* [Work to complete] Find every line in the records below that contains the word "Рубини", and copy each such line.
═══ Materials provided ═══
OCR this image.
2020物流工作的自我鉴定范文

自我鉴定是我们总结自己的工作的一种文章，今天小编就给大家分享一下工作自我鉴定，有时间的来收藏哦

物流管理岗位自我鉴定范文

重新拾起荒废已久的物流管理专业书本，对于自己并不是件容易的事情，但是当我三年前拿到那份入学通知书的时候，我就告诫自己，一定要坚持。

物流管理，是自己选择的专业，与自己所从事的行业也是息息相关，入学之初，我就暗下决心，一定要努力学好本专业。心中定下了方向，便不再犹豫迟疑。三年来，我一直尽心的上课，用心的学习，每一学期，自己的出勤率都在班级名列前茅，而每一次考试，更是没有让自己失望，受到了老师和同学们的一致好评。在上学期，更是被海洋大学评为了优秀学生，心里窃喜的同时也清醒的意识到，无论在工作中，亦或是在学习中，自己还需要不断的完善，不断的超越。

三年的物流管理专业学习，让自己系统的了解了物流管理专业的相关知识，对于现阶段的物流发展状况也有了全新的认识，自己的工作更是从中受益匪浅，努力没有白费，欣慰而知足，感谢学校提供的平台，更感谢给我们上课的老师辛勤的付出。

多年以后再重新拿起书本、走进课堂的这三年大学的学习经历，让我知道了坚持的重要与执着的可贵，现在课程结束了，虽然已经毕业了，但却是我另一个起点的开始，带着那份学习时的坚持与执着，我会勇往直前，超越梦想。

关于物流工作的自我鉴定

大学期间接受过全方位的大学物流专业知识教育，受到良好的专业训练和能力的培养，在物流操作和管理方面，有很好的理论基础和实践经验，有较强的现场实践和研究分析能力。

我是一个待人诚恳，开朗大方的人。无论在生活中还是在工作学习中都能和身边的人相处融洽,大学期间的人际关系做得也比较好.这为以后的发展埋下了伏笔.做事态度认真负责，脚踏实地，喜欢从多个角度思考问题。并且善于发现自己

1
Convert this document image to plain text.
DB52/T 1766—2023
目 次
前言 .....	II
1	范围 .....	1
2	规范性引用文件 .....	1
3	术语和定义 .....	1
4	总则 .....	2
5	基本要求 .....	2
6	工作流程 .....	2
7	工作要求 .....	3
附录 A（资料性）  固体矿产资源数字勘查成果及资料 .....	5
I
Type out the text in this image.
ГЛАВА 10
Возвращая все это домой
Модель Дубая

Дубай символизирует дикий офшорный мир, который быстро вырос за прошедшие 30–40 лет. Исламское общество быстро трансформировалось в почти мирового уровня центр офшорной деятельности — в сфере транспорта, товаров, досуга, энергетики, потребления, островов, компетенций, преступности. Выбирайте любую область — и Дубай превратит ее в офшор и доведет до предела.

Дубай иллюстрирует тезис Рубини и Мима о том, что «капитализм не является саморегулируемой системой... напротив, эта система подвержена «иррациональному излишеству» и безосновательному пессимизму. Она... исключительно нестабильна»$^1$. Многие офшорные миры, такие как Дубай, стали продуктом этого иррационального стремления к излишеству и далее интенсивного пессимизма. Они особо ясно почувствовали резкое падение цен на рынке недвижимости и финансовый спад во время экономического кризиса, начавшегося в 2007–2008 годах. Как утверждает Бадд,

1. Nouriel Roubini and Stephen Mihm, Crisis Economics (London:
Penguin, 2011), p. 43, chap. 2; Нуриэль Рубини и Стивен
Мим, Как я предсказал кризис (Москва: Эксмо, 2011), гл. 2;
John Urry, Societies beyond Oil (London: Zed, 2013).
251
═══
* [Solution below]
Дубай иллюстрирует тезис Рубини и Мима о том, что «капитализм не является саморегулируемой системой... напротив, эта система подвержена «иррациональному излишеству» и безосновательному пессимизму. Она... исключительно нестабильна»$^1$. Многие офшорные миры, такие как Дубай, стали продуктом этого иррационального стремления к излишеству и далее интенсивного пессимизма. Они особо ясно почувствовали резкое падение цен на рынке недвижимости и финансовый спад во время экономического кризиса, начавшегося в 2007–2008 годах. Как утверждает Бадд,
Penguin, 2011), p. 43, chap. 2; Нуриэль Рубини и Стивен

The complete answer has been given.